| STATED EXERCISE |
Work through the data and report how many lines include the string "Postai", giving the number alone.

----------------

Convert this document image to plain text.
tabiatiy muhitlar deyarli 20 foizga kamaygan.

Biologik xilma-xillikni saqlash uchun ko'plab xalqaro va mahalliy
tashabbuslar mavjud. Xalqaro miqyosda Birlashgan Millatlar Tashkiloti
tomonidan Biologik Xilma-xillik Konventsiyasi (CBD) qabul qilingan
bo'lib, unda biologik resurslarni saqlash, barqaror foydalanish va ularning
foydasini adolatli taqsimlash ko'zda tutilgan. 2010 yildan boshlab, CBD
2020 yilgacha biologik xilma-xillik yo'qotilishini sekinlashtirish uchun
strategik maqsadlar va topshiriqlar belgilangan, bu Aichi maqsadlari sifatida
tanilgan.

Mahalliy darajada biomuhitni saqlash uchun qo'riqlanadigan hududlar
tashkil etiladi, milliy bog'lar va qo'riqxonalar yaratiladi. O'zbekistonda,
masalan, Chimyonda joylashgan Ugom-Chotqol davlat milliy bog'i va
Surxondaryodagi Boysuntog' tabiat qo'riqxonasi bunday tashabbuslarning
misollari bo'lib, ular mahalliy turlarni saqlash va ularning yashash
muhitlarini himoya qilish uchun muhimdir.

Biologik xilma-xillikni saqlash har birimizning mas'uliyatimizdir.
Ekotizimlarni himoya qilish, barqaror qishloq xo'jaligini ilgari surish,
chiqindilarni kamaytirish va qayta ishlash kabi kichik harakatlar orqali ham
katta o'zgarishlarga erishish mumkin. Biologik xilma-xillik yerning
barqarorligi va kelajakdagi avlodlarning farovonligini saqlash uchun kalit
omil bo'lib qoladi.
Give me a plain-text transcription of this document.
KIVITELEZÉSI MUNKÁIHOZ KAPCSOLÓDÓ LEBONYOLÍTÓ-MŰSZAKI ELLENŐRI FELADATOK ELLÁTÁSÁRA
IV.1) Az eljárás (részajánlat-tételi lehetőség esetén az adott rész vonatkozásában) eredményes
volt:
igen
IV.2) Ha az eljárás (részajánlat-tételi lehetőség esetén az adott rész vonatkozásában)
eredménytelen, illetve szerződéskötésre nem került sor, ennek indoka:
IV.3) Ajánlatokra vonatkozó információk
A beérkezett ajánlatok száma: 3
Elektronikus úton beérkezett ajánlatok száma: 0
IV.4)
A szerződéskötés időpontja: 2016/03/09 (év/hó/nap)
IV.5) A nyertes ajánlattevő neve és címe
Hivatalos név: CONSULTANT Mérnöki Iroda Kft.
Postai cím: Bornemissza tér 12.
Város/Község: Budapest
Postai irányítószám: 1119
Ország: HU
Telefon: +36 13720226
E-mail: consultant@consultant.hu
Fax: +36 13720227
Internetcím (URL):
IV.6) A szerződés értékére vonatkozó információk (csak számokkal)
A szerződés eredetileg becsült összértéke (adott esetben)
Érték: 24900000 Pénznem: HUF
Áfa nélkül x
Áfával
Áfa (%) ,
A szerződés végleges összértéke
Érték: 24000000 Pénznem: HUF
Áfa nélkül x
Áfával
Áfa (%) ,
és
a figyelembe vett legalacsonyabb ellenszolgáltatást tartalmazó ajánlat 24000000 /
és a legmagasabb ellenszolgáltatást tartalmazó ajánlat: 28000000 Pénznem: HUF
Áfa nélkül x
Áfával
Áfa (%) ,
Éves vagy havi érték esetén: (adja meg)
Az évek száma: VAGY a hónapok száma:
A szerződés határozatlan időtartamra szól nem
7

----------------

| COMPLETE OUTPUT |
2